⟨
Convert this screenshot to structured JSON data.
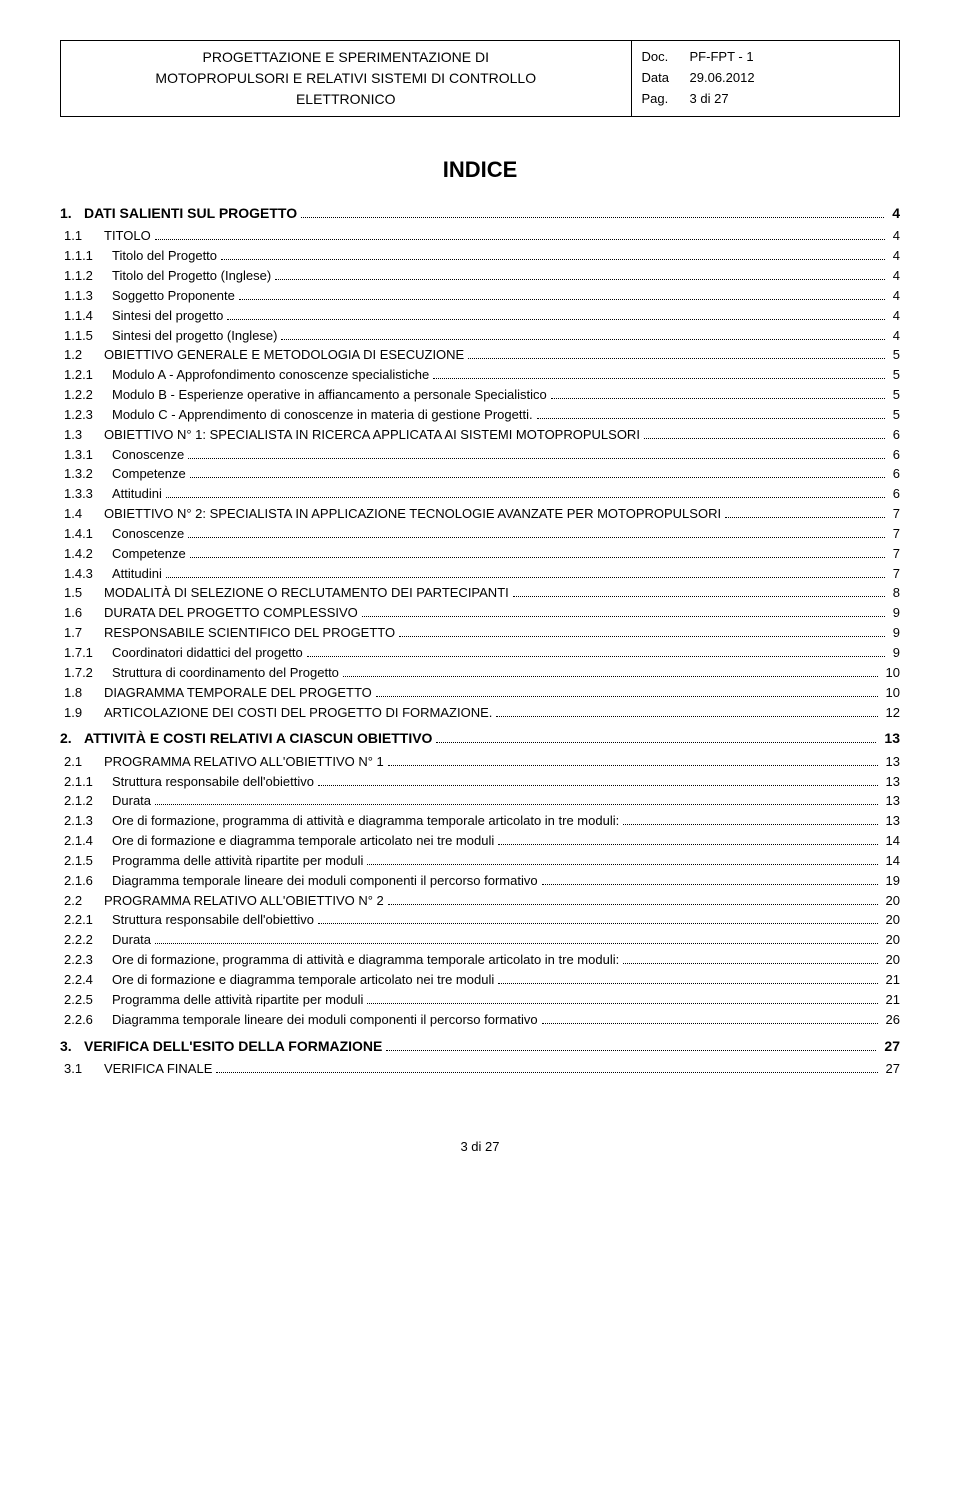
{
  "header": {
    "title_line1": "PROGETTAZIONE E SPERIMENTAZIONE DI",
    "title_line2": "MOTOPROPULSORI E RELATIVI SISTEMI DI CONTROLLO",
    "title_line3": "ELETTRONICO",
    "doc_label": "Doc.",
    "doc_value": "PF-FPT - 1",
    "data_label": "Data",
    "data_value": "29.06.2012",
    "pag_label": "Pag.",
    "pag_value": "3 di 27"
  },
  "indice_title": "INDICE",
  "toc": [
    {
      "level": 1,
      "num": "1.",
      "label": "DATI SALIENTI SUL PROGETTO",
      "page": "4",
      "sc": false
    },
    {
      "level": 2,
      "num": "1.1",
      "label": "TITOLO",
      "page": "4",
      "sc": true
    },
    {
      "level": 3,
      "num": "1.1.1",
      "label": "Titolo del Progetto",
      "page": "4",
      "sc": false
    },
    {
      "level": 3,
      "num": "1.1.2",
      "label": "Titolo del Progetto (Inglese)",
      "page": "4",
      "sc": false
    },
    {
      "level": 3,
      "num": "1.1.3",
      "label": "Soggetto Proponente",
      "page": "4",
      "sc": false
    },
    {
      "level": 3,
      "num": "1.1.4",
      "label": "Sintesi del progetto",
      "page": "4",
      "sc": false
    },
    {
      "level": 3,
      "num": "1.1.5",
      "label": "Sintesi del progetto (Inglese)",
      "page": "4",
      "sc": false
    },
    {
      "level": 2,
      "num": "1.2",
      "label": "OBIETTIVO GENERALE E METODOLOGIA DI ESECUZIONE",
      "page": "5",
      "sc": true
    },
    {
      "level": 3,
      "num": "1.2.1",
      "label": "Modulo A - Approfondimento conoscenze specialistiche",
      "page": "5",
      "sc": false
    },
    {
      "level": 3,
      "num": "1.2.2",
      "label": "Modulo B - Esperienze operative in affiancamento a personale Specialistico",
      "page": "5",
      "sc": false
    },
    {
      "level": 3,
      "num": "1.2.3",
      "label": "Modulo C - Apprendimento di conoscenze in materia di gestione Progetti.",
      "page": "5",
      "sc": false
    },
    {
      "level": 2,
      "num": "1.3",
      "label": "OBIETTIVO N° 1: SPECIALISTA IN RICERCA APPLICATA AI SISTEMI MOTOPROPULSORI",
      "page": "6",
      "sc": true
    },
    {
      "level": 3,
      "num": "1.3.1",
      "label": "Conoscenze",
      "page": "6",
      "sc": false
    },
    {
      "level": 3,
      "num": "1.3.2",
      "label": "Competenze",
      "page": "6",
      "sc": false
    },
    {
      "level": 3,
      "num": "1.3.3",
      "label": "Attitudini",
      "page": "6",
      "sc": false
    },
    {
      "level": 2,
      "num": "1.4",
      "label": "OBIETTIVO N° 2: SPECIALISTA IN APPLICAZIONE TECNOLOGIE AVANZATE PER MOTOPROPULSORI",
      "page": "7",
      "sc": true
    },
    {
      "level": 3,
      "num": "1.4.1",
      "label": "Conoscenze",
      "page": "7",
      "sc": false
    },
    {
      "level": 3,
      "num": "1.4.2",
      "label": "Competenze",
      "page": "7",
      "sc": false
    },
    {
      "level": 3,
      "num": "1.4.3",
      "label": "Attitudini",
      "page": "7",
      "sc": false
    },
    {
      "level": 2,
      "num": "1.5",
      "label": "MODALITÀ DI SELEZIONE O RECLUTAMENTO DEI PARTECIPANTI",
      "page": "8",
      "sc": true
    },
    {
      "level": 2,
      "num": "1.6",
      "label": "DURATA DEL PROGETTO COMPLESSIVO",
      "page": "9",
      "sc": true
    },
    {
      "level": 2,
      "num": "1.7",
      "label": "RESPONSABILE SCIENTIFICO DEL PROGETTO",
      "page": "9",
      "sc": true
    },
    {
      "level": 3,
      "num": "1.7.1",
      "label": "Coordinatori didattici del progetto",
      "page": "9",
      "sc": false
    },
    {
      "level": 3,
      "num": "1.7.2",
      "label": "Struttura di coordinamento del Progetto",
      "page": "10",
      "sc": false
    },
    {
      "level": 2,
      "num": "1.8",
      "label": "DIAGRAMMA TEMPORALE DEL PROGETTO",
      "page": "10",
      "sc": true
    },
    {
      "level": 2,
      "num": "1.9",
      "label": "ARTICOLAZIONE DEI COSTI DEL PROGETTO DI FORMAZIONE.",
      "page": "12",
      "sc": true
    },
    {
      "level": 1,
      "num": "2.",
      "label": "ATTIVITÀ E COSTI RELATIVI A CIASCUN OBIETTIVO",
      "page": "13",
      "sc": false
    },
    {
      "level": 2,
      "num": "2.1",
      "label": "PROGRAMMA RELATIVO ALL'OBIETTIVO N° 1",
      "page": "13",
      "sc": true
    },
    {
      "level": 3,
      "num": "2.1.1",
      "label": "Struttura responsabile dell'obiettivo",
      "page": "13",
      "sc": false
    },
    {
      "level": 3,
      "num": "2.1.2",
      "label": "Durata",
      "page": "13",
      "sc": false
    },
    {
      "level": 3,
      "num": "2.1.3",
      "label": "Ore di formazione, programma di attività e diagramma temporale articolato in tre moduli:",
      "page": "13",
      "sc": false
    },
    {
      "level": 3,
      "num": "2.1.4",
      "label": "Ore di formazione e diagramma temporale articolato nei tre moduli",
      "page": "14",
      "sc": false
    },
    {
      "level": 3,
      "num": "2.1.5",
      "label": "Programma delle attività ripartite per moduli",
      "page": "14",
      "sc": false
    },
    {
      "level": 3,
      "num": "2.1.6",
      "label": "Diagramma temporale lineare dei moduli componenti il percorso formativo",
      "page": "19",
      "sc": false
    },
    {
      "level": 2,
      "num": "2.2",
      "label": "PROGRAMMA RELATIVO ALL'OBIETTIVO N° 2",
      "page": "20",
      "sc": true
    },
    {
      "level": 3,
      "num": "2.2.1",
      "label": "Struttura responsabile dell'obiettivo",
      "page": "20",
      "sc": false
    },
    {
      "level": 3,
      "num": "2.2.2",
      "label": "Durata",
      "page": "20",
      "sc": false
    },
    {
      "level": 3,
      "num": "2.2.3",
      "label": "Ore di formazione, programma di attività e diagramma temporale articolato in tre moduli:",
      "page": "20",
      "sc": false
    },
    {
      "level": 3,
      "num": "2.2.4",
      "label": "Ore di formazione e diagramma temporale articolato nei tre moduli",
      "page": "21",
      "sc": false
    },
    {
      "level": 3,
      "num": "2.2.5",
      "label": "Programma delle attività ripartite per moduli",
      "page": "21",
      "sc": false
    },
    {
      "level": 3,
      "num": "2.2.6",
      "label": "Diagramma temporale lineare dei moduli componenti il percorso formativo",
      "page": "26",
      "sc": false
    },
    {
      "level": 1,
      "num": "3.",
      "label": "VERIFICA DELL'ESITO DELLA FORMAZIONE",
      "page": "27",
      "sc": false
    },
    {
      "level": 2,
      "num": "3.1",
      "label": "VERIFICA FINALE",
      "page": "27",
      "sc": true
    }
  ],
  "footer": "3 di 27"
}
⟩
> _REQUEST_
For each line above that contains the word "Sintesi", copy that line.

> _THE OUTPUT_
      "label": "Sintesi del progetto",
      "label": "Sintesi del progetto (Inglese)",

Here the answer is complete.